# start of Recorded data

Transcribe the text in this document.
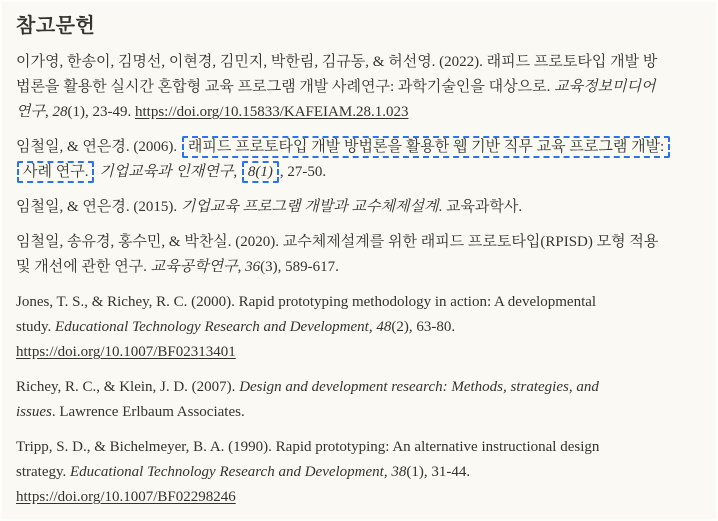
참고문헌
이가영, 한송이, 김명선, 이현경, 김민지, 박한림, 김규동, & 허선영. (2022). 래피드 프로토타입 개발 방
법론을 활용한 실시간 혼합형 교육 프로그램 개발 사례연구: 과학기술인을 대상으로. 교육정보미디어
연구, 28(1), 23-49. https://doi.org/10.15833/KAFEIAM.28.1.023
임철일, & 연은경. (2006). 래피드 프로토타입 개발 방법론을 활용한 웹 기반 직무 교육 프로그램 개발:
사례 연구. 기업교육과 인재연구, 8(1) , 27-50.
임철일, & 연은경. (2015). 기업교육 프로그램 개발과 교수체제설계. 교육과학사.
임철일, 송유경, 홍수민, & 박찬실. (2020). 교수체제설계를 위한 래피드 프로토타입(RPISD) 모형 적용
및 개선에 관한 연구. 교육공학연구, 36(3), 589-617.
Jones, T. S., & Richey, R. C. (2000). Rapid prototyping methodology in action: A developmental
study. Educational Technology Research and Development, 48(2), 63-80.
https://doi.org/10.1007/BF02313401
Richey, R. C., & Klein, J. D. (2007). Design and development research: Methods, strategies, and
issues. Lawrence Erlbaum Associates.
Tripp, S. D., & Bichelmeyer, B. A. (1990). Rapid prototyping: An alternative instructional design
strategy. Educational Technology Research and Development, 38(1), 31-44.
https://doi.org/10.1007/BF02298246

# end of Recorded data
# start of Recorded data

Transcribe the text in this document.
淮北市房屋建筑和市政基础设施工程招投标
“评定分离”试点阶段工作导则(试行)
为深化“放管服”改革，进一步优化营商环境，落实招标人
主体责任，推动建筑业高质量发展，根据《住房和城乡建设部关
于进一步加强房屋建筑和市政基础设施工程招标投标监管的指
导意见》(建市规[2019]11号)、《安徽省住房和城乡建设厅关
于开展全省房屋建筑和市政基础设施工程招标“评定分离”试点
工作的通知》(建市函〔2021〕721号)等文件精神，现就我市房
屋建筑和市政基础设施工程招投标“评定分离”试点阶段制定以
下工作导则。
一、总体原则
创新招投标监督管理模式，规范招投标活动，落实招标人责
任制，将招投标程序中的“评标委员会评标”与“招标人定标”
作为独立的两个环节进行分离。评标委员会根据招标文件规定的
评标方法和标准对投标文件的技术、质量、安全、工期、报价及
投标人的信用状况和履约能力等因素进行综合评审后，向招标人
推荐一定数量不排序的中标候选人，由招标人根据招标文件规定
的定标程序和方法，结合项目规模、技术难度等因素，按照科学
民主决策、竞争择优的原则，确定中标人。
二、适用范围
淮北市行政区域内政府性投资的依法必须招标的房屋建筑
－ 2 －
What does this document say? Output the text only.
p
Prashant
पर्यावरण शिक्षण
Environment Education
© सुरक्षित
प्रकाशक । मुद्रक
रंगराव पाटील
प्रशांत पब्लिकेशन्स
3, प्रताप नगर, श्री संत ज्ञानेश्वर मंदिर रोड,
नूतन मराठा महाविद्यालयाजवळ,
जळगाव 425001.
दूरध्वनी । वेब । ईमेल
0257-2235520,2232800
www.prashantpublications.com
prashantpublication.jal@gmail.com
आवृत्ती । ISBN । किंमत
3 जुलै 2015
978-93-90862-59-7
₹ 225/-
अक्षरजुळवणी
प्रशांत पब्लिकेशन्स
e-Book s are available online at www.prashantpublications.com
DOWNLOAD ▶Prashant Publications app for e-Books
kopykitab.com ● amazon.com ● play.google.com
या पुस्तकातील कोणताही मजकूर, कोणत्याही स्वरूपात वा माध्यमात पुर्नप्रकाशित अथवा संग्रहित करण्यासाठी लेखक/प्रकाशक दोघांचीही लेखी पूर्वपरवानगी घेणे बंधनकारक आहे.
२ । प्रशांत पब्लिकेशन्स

# end of Recorded data
# start of Recorded data

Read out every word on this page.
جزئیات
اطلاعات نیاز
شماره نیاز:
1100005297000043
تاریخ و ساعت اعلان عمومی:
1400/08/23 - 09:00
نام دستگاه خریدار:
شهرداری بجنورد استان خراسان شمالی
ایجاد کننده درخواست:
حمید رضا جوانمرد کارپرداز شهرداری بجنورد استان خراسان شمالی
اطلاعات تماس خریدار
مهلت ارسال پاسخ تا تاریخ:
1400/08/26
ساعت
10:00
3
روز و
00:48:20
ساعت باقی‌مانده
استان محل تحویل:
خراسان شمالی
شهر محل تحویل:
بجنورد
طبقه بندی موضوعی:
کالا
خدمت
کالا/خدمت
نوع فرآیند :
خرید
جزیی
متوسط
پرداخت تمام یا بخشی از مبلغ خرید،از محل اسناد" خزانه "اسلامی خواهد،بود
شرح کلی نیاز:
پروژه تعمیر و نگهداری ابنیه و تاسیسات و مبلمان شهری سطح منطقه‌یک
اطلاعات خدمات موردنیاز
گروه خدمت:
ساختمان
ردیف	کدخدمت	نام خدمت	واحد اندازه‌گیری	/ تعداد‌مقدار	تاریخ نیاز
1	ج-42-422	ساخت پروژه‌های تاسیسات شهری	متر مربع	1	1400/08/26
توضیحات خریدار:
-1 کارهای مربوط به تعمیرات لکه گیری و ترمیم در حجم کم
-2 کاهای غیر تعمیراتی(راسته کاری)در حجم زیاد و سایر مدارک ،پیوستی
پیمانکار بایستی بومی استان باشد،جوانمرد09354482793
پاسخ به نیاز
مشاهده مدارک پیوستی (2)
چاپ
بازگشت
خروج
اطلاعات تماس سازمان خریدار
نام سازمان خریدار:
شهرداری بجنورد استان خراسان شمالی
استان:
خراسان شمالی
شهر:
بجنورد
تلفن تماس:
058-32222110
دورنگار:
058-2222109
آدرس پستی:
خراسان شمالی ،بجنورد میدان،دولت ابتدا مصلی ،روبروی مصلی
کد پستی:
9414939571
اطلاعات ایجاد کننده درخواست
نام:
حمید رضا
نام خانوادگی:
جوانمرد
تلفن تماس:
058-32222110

# end of Recorded data

### Objective
Count all lines of the data that include "سازمان". The answer is the number alone.

### Solution for this exercise
2